--- START OF Data to process ---
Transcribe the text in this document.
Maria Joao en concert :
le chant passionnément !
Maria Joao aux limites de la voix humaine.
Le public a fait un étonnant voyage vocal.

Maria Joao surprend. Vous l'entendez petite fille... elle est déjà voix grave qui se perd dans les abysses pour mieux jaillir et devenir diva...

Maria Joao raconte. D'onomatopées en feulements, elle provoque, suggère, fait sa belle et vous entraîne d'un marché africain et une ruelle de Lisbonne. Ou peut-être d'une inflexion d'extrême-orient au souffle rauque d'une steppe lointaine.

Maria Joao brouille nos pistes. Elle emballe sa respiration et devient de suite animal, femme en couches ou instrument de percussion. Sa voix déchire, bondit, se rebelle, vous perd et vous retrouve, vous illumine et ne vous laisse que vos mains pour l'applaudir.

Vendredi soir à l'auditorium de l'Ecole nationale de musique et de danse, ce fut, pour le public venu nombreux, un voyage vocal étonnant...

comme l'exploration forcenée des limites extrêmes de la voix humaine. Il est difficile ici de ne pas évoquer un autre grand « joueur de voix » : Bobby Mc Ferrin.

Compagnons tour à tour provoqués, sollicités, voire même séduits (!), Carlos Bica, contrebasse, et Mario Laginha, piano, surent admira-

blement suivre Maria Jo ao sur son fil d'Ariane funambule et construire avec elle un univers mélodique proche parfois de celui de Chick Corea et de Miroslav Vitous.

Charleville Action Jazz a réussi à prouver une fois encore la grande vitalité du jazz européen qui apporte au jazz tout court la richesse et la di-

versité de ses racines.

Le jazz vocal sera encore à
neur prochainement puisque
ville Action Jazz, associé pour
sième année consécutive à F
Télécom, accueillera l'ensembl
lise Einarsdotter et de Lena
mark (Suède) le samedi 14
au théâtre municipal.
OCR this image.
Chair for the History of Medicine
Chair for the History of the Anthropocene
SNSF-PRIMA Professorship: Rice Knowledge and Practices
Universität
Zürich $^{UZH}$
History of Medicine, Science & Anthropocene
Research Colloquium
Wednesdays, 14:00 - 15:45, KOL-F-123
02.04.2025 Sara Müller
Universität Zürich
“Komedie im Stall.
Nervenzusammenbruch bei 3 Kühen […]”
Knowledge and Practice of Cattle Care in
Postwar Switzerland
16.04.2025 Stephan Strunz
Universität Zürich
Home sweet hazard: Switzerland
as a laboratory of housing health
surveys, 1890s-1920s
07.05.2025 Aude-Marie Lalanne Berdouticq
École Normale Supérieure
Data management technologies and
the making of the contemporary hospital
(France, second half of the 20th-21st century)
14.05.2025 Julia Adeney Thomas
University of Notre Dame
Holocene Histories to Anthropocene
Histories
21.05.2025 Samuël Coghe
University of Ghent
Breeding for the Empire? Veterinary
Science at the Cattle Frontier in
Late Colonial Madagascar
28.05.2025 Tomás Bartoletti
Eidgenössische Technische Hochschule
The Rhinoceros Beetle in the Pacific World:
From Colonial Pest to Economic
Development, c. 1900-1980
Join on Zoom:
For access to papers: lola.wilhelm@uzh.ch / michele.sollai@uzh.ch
--- END OF Data to process ---
» Problem requirements
Where a line in the entries holds the word "pour", copy that line.

» Result
Maria Joao surprend. Vous l'entendez petite fille... elle est déjà voix grave qui se perd dans les abysses pour mieux jaillir et devenir diva...
Maria Joao brouille nos pistes. Elle emballe sa respiration et devient de suite animal, femme en couches ou instrument de percussion. Sa voix déchire, bondit, se rebelle, vous perd et vous retrouve, vous illumine et ne vous laisse que vos mains pour l'applaudir.
Vendredi soir à l'auditorium de l'Ecole nationale de musique et de danse, ce fut, pour le public venu nombreux, un voyage vocal étonnant...
ville Action Jazz, associé pour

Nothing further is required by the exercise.